▶ [EXERCISE TASK]: Return the data below unchanged, starting at the first line and ending at the line that contains "980, 735, 1000]", with both ends included.

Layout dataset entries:
——
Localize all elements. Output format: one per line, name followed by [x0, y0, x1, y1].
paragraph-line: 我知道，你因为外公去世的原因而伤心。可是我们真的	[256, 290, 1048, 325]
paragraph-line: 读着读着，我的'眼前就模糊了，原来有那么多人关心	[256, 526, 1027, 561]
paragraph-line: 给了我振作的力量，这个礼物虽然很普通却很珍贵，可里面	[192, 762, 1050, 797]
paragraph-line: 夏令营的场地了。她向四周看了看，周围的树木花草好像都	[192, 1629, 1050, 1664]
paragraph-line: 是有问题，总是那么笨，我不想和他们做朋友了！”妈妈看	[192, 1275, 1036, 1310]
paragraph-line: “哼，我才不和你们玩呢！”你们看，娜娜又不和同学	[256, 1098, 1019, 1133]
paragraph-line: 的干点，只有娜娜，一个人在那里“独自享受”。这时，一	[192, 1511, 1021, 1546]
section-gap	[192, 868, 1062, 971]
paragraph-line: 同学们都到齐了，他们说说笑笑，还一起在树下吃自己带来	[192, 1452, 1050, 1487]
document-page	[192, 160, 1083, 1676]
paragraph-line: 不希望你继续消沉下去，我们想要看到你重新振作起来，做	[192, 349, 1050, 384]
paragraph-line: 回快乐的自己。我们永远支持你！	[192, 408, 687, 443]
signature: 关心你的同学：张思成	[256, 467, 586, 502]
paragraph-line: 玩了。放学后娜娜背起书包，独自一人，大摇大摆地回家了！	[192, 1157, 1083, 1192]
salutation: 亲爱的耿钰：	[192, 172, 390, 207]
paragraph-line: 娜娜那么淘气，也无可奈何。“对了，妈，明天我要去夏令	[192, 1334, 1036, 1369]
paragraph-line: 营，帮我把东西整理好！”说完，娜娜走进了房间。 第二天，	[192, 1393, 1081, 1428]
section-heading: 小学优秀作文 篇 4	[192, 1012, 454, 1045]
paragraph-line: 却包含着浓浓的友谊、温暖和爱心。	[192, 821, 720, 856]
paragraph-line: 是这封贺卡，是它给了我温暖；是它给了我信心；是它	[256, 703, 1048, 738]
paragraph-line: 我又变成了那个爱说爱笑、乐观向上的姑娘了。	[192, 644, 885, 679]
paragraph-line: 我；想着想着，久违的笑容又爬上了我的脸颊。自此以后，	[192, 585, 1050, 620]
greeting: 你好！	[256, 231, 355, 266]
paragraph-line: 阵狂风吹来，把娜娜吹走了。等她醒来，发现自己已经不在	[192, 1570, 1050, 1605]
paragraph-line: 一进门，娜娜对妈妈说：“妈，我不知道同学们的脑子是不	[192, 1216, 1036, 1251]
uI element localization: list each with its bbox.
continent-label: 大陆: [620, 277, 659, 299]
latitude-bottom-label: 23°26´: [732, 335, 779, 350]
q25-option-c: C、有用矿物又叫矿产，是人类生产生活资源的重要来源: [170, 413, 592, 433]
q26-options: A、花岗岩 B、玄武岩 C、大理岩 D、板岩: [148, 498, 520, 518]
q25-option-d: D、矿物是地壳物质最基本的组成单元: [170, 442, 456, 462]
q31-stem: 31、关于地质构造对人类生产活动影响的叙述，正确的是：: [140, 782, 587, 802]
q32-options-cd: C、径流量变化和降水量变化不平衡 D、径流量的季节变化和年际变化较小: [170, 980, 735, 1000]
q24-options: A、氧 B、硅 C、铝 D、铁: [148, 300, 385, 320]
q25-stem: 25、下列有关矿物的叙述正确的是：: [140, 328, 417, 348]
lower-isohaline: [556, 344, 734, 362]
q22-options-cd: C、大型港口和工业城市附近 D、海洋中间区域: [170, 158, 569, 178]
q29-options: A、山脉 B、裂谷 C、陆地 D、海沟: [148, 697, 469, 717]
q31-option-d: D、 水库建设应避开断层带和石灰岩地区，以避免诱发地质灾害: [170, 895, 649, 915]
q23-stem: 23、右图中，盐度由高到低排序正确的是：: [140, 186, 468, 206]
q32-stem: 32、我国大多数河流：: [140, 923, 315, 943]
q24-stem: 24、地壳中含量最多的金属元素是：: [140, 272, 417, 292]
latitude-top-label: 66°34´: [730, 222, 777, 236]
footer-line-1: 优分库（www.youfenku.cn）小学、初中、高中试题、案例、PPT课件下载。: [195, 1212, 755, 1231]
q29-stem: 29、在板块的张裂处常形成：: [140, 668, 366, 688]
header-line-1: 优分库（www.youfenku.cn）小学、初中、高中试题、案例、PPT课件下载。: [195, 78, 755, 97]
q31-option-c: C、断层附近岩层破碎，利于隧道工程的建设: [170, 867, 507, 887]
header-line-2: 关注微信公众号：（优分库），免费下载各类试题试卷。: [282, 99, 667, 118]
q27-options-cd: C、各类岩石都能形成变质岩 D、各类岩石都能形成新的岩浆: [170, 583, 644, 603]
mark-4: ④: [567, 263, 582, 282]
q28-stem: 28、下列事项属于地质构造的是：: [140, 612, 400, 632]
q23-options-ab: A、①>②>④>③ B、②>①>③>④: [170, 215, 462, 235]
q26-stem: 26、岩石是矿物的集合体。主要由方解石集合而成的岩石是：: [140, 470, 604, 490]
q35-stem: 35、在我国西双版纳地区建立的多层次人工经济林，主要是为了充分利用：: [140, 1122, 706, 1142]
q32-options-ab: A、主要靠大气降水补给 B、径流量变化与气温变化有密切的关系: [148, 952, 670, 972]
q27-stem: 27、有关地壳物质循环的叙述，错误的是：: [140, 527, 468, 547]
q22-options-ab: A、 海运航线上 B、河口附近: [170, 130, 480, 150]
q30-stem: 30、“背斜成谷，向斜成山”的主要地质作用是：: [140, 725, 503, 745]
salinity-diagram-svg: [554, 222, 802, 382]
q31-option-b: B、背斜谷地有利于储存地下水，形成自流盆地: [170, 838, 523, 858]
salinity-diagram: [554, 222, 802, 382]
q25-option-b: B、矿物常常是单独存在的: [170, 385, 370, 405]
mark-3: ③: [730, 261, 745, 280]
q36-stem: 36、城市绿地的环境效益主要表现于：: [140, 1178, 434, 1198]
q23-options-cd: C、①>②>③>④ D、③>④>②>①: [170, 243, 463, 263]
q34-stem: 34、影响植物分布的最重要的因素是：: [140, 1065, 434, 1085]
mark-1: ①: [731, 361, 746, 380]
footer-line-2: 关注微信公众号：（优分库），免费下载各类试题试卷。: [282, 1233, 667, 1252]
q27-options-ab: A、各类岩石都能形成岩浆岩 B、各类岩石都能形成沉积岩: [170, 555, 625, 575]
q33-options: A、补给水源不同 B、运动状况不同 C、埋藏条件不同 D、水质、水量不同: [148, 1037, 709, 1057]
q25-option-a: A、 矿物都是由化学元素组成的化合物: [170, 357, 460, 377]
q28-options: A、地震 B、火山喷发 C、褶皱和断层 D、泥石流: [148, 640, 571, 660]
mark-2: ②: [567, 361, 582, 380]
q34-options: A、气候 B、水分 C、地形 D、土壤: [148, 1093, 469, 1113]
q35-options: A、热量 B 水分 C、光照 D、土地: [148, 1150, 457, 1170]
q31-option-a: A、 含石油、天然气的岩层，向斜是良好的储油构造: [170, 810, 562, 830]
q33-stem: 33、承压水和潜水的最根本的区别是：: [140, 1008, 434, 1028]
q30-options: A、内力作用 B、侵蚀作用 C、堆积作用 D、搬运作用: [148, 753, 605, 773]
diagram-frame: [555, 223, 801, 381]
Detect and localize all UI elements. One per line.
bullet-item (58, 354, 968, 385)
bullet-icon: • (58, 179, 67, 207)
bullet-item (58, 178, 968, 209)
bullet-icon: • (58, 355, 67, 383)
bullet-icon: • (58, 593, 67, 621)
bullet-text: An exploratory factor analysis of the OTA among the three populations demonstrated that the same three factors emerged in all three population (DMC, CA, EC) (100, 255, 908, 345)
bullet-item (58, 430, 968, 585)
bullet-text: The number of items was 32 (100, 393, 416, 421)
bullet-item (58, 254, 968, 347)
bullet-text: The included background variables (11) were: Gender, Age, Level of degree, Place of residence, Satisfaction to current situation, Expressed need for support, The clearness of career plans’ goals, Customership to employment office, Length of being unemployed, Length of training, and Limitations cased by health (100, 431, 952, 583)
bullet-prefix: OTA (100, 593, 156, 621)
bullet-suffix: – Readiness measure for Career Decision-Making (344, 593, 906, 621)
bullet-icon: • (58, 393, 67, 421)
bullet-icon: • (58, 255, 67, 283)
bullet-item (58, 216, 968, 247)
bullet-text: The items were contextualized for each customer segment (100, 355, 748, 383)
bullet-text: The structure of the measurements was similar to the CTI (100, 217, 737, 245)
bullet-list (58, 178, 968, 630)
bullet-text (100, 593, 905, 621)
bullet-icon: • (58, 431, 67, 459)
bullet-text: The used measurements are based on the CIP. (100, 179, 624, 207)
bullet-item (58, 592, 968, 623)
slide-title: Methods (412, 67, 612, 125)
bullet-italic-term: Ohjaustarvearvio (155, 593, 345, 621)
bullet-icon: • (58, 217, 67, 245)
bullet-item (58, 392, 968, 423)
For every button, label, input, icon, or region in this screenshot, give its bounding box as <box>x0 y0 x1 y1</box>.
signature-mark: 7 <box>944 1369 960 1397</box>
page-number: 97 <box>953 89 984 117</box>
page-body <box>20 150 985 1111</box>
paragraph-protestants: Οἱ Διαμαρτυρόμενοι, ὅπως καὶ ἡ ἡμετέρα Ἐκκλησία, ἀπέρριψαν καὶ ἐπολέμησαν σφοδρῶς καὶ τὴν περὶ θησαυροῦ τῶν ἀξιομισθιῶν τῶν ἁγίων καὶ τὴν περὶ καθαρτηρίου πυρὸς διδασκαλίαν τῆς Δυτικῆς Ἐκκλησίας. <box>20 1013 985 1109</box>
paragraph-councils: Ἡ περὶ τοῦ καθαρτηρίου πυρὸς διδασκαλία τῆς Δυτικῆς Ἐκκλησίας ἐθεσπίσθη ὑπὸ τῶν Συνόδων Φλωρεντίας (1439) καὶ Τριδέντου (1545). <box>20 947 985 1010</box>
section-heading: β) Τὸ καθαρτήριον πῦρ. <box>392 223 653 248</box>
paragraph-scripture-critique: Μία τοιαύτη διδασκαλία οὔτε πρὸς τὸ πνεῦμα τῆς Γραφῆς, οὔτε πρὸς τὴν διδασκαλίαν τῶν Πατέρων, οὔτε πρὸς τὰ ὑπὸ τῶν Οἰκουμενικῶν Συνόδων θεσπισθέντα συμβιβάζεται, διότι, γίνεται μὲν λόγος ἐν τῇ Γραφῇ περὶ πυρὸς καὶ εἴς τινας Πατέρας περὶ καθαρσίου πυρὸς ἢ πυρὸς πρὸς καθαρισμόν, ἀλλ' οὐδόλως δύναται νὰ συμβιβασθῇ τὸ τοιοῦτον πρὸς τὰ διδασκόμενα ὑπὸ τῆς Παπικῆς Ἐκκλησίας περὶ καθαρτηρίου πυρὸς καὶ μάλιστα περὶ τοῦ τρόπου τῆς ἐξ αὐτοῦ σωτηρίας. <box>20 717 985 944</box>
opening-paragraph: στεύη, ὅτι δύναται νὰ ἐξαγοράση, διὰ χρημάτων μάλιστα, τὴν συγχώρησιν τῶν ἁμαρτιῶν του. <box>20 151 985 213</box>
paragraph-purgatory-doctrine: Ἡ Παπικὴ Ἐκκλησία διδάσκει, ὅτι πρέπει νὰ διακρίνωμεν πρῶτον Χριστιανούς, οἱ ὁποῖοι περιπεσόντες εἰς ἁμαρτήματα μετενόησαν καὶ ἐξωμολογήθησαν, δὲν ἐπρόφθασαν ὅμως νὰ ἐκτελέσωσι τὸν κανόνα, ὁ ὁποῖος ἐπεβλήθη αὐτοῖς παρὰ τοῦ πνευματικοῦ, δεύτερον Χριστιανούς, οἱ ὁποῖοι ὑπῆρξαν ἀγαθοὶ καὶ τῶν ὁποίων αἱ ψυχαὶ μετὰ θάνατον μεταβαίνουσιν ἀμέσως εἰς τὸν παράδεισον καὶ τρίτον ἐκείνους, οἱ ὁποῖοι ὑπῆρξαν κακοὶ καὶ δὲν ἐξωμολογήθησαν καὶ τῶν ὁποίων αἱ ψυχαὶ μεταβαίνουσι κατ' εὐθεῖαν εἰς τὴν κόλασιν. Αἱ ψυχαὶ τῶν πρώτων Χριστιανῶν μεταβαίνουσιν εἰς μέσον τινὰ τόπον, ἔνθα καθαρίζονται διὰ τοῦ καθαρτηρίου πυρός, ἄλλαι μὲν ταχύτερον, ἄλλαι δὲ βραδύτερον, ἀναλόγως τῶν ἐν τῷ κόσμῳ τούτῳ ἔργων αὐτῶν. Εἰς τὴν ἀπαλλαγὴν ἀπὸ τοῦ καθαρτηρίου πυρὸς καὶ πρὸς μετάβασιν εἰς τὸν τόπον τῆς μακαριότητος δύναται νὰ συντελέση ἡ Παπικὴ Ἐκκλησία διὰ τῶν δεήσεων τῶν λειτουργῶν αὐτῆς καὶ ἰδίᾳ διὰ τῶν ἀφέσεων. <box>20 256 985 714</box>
——
▶ [WRITTEN ANSWER]:
Localize all elements. Output format: one per line, name followed by [x0, y0, x1, y1].
paragraph-line: 我知道，你因为外公去世的原因而伤心。可是我们真的	[256, 290, 1048, 325]
paragraph-line: 读着读着，我的'眼前就模糊了，原来有那么多人关心	[256, 526, 1027, 561]
paragraph-line: 给了我振作的力量，这个礼物虽然很普通却很珍贵，可里面	[192, 762, 1050, 797]
paragraph-line: 夏令营的场地了。她向四周看了看，周围的树木花草好像都	[192, 1629, 1050, 1664]
paragraph-line: 是有问题，总是那么笨，我不想和他们做朋友了！”妈妈看	[192, 1275, 1036, 1310]
paragraph-line: “哼，我才不和你们玩呢！”你们看，娜娜又不和同学	[256, 1098, 1019, 1133]
paragraph-line: 的干点，只有娜娜，一个人在那里“独自享受”。这时，一	[192, 1511, 1021, 1546]
section-gap	[192, 868, 1062, 971]
paragraph-line: 同学们都到齐了，他们说说笑笑，还一起在树下吃自己带来	[192, 1452, 1050, 1487]
document-page	[192, 160, 1083, 1676]
paragraph-line: 不希望你继续消沉下去，我们想要看到你重新振作起来，做	[192, 349, 1050, 384]
paragraph-line: 回快乐的自己。我们永远支持你！	[192, 408, 687, 443]
signature: 关心你的同学：张思成	[256, 467, 586, 502]
paragraph-line: 玩了。放学后娜娜背起书包，独自一人，大摇大摆地回家了！	[192, 1157, 1083, 1192]
salutation: 亲爱的耿钰：	[192, 172, 390, 207]
paragraph-line: 娜娜那么淘气，也无可奈何。“对了，妈，明天我要去夏令	[192, 1334, 1036, 1369]
paragraph-line: 营，帮我把东西整理好！”说完，娜娜走进了房间。 第二天，	[192, 1393, 1081, 1428]
section-heading: 小学优秀作文 篇 4	[192, 1012, 454, 1045]
paragraph-line: 却包含着浓浓的友谊、温暖和爱心。	[192, 821, 720, 856]
paragraph-line: 是这封贺卡，是它给了我温暖；是它给了我信心；是它	[256, 703, 1048, 738]
paragraph-line: 我又变成了那个爱说爱笑、乐观向上的姑娘了。	[192, 644, 885, 679]
paragraph-line: 我；想着想着，久违的笑容又爬上了我的脸颊。自此以后，	[192, 585, 1050, 620]
greeting: 你好！	[256, 231, 355, 266]
paragraph-line: 阵狂风吹来，把娜娜吹走了。等她醒来，发现自己已经不在	[192, 1570, 1050, 1605]
paragraph-line: 一进门，娜娜对妈妈说：“妈，我不知道同学们的脑子是不	[192, 1216, 1036, 1251]
uI element localization: list each with its bbox.
continent-label: 大陆: [620, 277, 659, 299]
latitude-bottom-label: 23°26´: [732, 335, 779, 350]
q25-option-c: C、有用矿物又叫矿产，是人类生产生活资源的重要来源: [170, 413, 592, 433]
q26-options: A、花岗岩 B、玄武岩 C、大理岩 D、板岩: [148, 498, 520, 518]
q25-option-d: D、矿物是地壳物质最基本的组成单元: [170, 442, 456, 462]
q31-stem: 31、关于地质构造对人类生产活动影响的叙述，正确的是：: [140, 782, 587, 802]
q32-options-cd: C、径流量变化和降水量变化不平衡 D、径流量的季节变化和年际变化较小: [170, 980, 735, 1000]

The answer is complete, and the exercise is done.